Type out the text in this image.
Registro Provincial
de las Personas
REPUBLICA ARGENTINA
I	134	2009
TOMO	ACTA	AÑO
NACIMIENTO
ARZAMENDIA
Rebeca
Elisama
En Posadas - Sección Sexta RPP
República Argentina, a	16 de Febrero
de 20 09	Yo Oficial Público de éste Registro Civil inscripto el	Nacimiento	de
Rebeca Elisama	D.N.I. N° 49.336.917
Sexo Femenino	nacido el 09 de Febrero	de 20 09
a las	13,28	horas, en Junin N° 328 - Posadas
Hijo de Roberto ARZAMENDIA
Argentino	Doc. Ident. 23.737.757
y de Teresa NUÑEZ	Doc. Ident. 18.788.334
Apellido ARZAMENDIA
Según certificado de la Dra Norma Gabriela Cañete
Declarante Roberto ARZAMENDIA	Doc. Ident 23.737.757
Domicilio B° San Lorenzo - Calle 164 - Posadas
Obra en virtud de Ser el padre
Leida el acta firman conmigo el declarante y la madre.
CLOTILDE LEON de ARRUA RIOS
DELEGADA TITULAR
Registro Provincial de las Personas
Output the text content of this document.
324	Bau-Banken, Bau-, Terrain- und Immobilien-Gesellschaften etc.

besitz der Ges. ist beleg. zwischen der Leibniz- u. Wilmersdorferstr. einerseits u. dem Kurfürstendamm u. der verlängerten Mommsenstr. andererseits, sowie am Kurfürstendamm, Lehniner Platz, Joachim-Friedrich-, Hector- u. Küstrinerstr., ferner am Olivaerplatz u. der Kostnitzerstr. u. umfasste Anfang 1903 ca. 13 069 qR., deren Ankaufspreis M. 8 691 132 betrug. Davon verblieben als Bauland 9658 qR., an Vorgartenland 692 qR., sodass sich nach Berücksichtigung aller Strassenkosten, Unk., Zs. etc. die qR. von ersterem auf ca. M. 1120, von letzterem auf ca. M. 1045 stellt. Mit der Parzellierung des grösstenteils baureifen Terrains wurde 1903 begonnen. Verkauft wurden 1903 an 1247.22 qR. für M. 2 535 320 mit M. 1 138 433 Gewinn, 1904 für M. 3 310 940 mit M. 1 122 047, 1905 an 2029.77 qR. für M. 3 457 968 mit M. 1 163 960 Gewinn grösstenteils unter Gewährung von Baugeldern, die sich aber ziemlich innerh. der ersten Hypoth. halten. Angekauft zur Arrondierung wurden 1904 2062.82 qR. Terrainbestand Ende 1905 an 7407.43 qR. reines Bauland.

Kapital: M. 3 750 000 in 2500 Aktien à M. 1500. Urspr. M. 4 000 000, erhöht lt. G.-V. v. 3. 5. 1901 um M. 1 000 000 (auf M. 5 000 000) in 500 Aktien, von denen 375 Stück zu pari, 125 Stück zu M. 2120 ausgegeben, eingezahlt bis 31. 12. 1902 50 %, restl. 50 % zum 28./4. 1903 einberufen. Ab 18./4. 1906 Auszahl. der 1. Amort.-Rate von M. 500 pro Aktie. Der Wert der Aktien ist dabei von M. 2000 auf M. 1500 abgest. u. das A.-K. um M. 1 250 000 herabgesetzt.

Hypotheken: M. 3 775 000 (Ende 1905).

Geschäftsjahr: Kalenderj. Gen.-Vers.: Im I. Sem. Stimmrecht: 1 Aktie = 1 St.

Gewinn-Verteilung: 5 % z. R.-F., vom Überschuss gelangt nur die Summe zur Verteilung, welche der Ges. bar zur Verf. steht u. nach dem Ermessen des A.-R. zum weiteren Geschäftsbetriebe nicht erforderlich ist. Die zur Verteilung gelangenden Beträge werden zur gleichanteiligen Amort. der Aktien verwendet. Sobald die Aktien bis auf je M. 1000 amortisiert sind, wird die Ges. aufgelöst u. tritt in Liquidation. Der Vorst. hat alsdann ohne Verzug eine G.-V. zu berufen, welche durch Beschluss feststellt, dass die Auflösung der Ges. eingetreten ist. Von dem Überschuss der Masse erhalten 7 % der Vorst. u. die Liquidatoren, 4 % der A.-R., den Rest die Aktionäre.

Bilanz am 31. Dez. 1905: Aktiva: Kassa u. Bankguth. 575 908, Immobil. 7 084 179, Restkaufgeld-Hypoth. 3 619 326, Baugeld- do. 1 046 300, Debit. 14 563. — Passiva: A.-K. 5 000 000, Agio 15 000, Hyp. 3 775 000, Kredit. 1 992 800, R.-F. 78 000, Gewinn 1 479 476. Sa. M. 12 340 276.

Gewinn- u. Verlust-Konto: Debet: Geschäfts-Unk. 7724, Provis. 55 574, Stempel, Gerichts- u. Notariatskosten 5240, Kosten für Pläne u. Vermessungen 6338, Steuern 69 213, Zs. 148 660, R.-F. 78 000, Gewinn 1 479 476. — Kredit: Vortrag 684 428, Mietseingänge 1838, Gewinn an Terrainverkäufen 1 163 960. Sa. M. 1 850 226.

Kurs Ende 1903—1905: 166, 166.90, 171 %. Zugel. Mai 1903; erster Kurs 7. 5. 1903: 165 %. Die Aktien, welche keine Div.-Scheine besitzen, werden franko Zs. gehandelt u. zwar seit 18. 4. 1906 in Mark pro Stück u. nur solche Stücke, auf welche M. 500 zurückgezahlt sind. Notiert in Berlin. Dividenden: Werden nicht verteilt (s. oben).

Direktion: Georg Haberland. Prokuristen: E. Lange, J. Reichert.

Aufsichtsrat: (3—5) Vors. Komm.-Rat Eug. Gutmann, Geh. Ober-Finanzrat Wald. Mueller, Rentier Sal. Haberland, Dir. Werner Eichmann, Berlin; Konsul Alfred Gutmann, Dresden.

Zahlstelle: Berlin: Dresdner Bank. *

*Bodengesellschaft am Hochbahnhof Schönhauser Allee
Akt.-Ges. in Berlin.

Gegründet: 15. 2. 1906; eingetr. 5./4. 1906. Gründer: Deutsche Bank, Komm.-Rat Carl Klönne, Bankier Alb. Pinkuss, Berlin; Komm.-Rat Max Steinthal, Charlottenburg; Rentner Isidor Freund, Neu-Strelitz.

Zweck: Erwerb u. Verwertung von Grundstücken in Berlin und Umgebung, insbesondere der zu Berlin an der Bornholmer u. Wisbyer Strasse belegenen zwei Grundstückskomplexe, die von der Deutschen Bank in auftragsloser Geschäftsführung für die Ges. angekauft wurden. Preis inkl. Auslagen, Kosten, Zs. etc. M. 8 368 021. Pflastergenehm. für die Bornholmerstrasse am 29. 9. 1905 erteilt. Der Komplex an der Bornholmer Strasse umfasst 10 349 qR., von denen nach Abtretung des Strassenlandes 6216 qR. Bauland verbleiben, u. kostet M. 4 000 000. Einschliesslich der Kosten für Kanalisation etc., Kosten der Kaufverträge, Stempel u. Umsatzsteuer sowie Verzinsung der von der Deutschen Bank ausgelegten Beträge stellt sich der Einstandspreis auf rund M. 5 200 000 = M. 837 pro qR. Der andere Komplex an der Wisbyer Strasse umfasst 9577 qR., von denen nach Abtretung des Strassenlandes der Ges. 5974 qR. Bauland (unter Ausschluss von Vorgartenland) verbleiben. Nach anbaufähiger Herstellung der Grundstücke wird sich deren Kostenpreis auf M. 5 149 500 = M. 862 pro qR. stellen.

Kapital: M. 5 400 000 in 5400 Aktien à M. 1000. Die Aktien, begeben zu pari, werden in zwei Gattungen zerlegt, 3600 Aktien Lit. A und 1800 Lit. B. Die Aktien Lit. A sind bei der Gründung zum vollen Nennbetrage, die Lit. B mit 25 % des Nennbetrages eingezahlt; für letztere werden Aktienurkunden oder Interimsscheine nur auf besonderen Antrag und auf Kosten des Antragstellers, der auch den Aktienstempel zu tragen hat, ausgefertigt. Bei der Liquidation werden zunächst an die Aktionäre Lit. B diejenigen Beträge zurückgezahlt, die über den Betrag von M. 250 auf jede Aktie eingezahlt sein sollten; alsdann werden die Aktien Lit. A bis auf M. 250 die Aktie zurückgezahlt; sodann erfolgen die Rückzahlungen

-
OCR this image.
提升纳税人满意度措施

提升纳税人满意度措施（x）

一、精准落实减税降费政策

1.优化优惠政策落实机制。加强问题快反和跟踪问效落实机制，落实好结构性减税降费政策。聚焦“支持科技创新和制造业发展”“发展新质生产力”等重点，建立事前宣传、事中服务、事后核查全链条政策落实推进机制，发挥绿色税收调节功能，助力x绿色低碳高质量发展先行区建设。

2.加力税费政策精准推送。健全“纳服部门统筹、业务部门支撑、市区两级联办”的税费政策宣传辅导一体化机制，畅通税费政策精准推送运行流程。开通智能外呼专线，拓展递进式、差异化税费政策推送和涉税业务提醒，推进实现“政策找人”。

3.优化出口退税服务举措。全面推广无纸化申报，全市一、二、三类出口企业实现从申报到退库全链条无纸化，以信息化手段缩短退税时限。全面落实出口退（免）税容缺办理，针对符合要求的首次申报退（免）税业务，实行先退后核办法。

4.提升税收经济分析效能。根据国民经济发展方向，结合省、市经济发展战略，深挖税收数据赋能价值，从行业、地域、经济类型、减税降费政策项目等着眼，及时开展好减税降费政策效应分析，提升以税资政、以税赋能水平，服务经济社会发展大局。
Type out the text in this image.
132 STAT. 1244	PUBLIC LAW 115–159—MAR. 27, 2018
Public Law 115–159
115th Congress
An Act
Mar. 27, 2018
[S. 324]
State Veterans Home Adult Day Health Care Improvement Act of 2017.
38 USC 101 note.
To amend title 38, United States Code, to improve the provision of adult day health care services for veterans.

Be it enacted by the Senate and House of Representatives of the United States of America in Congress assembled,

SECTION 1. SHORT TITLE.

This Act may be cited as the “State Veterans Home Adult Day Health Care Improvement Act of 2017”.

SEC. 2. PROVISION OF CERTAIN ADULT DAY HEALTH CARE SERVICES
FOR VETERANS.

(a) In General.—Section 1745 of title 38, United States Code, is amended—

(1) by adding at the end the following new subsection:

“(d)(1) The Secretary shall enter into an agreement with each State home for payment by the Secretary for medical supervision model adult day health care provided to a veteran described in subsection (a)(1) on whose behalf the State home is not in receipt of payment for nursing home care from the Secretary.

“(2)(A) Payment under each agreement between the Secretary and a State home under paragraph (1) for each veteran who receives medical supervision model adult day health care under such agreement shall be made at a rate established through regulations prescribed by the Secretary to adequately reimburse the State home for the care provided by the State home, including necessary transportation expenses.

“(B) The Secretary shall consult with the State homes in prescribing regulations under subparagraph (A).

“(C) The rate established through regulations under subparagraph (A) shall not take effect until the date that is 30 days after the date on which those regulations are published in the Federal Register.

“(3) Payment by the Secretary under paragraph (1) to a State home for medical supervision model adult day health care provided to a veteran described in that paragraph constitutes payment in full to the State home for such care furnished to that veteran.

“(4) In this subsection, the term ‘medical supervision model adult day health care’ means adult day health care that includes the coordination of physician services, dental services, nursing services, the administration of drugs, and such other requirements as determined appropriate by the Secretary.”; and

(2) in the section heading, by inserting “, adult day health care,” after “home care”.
-----
__What you need to do__. All lines holding the word "after" should be picked out and copied.

__Worked solution__.
“(C) The rate established through regulations under subparagraph (A) shall not take effect until the date that is 30 days after the date on which those regulations are published in the Federal Register.
(2) in the section heading, by inserting “, adult day health care,” after “home care”.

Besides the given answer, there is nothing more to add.